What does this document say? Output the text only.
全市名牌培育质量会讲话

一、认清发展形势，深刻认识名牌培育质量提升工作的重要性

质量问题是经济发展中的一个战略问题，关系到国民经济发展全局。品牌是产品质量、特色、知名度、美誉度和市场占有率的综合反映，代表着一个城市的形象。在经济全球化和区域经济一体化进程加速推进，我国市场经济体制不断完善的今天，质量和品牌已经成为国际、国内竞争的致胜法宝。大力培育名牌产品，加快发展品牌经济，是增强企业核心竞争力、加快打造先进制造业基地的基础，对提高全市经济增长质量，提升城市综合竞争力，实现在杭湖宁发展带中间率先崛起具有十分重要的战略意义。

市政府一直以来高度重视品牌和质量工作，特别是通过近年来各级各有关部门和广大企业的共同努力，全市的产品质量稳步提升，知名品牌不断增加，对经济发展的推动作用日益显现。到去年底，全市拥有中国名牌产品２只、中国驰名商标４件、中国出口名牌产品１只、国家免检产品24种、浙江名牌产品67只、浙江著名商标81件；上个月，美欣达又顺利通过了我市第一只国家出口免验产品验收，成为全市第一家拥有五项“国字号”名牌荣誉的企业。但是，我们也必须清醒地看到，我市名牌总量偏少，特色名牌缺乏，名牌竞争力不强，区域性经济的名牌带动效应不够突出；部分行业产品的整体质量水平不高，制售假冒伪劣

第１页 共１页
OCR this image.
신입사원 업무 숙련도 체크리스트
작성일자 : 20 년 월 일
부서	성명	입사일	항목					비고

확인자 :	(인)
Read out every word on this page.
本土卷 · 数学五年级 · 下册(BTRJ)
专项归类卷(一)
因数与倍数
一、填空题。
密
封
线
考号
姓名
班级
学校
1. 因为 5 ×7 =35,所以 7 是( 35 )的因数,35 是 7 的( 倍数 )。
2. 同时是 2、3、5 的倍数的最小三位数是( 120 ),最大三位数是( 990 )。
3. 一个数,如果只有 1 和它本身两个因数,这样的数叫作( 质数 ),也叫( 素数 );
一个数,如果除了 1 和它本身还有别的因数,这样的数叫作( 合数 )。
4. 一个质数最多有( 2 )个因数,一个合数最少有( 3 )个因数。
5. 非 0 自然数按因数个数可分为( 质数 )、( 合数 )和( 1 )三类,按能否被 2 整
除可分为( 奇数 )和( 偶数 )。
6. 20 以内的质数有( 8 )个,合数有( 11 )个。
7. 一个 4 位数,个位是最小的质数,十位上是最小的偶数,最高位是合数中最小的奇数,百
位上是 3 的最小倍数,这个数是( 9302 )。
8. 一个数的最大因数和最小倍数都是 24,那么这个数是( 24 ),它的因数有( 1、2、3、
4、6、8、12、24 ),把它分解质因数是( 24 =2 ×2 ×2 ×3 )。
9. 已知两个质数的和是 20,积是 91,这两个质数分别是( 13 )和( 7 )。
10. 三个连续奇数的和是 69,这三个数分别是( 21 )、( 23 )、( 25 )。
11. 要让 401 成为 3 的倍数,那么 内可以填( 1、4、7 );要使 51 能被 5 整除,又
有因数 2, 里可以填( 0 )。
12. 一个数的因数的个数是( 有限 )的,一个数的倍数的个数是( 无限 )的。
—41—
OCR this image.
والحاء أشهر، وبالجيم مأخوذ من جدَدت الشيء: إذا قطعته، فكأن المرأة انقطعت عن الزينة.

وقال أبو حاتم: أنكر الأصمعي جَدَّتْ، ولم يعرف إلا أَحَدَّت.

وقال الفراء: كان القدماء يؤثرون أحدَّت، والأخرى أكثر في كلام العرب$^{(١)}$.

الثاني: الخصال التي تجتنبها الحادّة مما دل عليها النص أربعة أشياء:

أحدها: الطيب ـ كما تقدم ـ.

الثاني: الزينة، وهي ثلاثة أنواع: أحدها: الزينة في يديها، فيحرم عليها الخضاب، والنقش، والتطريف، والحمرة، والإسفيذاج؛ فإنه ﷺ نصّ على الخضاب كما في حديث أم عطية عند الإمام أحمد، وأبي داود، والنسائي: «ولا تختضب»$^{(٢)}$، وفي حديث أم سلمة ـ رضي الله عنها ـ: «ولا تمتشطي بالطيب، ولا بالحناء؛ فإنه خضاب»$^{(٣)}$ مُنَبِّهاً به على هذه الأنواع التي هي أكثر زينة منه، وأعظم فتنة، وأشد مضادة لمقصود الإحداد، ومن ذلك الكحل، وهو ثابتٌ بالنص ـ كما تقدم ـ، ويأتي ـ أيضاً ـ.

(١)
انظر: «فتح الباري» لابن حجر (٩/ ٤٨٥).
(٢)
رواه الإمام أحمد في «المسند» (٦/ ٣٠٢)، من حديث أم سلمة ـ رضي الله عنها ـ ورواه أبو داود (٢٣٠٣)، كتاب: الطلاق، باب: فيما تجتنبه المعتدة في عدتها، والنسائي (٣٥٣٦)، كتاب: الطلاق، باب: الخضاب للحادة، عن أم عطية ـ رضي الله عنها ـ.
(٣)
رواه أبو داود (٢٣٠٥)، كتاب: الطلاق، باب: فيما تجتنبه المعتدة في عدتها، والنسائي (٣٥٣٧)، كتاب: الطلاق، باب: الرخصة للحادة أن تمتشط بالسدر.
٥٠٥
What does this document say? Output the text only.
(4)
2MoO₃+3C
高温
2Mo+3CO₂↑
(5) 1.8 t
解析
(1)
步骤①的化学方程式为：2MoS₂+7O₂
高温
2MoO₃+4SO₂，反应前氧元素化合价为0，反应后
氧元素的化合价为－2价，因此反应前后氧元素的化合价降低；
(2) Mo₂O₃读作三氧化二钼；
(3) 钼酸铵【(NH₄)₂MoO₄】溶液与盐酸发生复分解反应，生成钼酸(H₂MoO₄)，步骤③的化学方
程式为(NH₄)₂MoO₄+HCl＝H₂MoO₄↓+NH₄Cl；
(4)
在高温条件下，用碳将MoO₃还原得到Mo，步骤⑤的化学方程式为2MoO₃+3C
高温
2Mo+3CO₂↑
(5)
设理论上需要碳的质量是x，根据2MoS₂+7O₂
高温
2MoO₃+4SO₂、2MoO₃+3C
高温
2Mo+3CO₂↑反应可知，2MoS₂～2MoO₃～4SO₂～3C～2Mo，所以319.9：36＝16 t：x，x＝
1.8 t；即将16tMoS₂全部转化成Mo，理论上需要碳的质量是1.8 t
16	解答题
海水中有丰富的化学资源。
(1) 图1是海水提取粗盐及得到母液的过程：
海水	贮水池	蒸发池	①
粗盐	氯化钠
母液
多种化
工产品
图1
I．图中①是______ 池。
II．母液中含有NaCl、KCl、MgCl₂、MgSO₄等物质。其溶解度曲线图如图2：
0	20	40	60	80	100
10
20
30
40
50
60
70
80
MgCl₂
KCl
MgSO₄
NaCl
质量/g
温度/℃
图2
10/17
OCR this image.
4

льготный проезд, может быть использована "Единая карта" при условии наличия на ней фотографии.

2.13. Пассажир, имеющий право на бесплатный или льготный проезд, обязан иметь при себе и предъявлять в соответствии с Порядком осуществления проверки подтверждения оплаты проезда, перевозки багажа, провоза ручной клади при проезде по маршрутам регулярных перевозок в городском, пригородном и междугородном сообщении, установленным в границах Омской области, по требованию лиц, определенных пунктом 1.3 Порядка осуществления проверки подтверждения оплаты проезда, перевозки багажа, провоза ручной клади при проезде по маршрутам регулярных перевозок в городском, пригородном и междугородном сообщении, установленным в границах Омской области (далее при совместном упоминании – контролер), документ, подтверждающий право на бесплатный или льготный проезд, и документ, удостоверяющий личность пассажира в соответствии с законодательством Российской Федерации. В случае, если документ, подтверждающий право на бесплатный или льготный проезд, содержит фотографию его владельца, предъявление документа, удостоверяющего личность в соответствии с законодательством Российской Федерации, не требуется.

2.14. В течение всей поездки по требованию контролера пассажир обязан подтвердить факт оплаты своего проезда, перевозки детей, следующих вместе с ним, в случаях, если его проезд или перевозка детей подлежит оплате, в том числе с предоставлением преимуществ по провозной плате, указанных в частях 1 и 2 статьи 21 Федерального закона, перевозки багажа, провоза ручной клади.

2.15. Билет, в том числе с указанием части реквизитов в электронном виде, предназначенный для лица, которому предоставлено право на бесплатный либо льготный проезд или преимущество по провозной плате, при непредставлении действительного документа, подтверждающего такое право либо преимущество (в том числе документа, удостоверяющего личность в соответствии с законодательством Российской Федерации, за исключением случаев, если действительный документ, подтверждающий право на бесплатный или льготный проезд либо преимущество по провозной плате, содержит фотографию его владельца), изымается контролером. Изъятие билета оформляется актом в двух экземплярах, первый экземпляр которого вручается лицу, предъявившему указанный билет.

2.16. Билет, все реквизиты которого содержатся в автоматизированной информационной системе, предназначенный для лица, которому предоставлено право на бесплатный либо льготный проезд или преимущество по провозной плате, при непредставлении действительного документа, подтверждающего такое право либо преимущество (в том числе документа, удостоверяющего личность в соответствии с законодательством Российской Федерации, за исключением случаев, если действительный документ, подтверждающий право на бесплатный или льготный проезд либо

> _SET PROBLEM_
Gather up every line from the listing above in which the word "الطلاق" occurs.

> _TASK SOLUTION_
رواه الإمام أحمد في «المسند» (٦/ ٣٠٢)، من حديث أم سلمة ـ رضي الله عنها ـ ورواه أبو داود (٢٣٠٣)، كتاب: الطلاق، باب: فيما تجتنبه المعتدة في عدتها، والنسائي (٣٥٣٦)، كتاب: الطلاق، باب: الخضاب للحادة، عن أم عطية ـ رضي الله عنها ـ.
رواه أبو داود (٢٣٠٥)، كتاب: الطلاق، باب: فيما تجتنبه المعتدة في عدتها، والنسائي (٣٥٣٧)، كتاب: الطلاق، باب: الرخصة للحادة أن تمتشط بالسدر.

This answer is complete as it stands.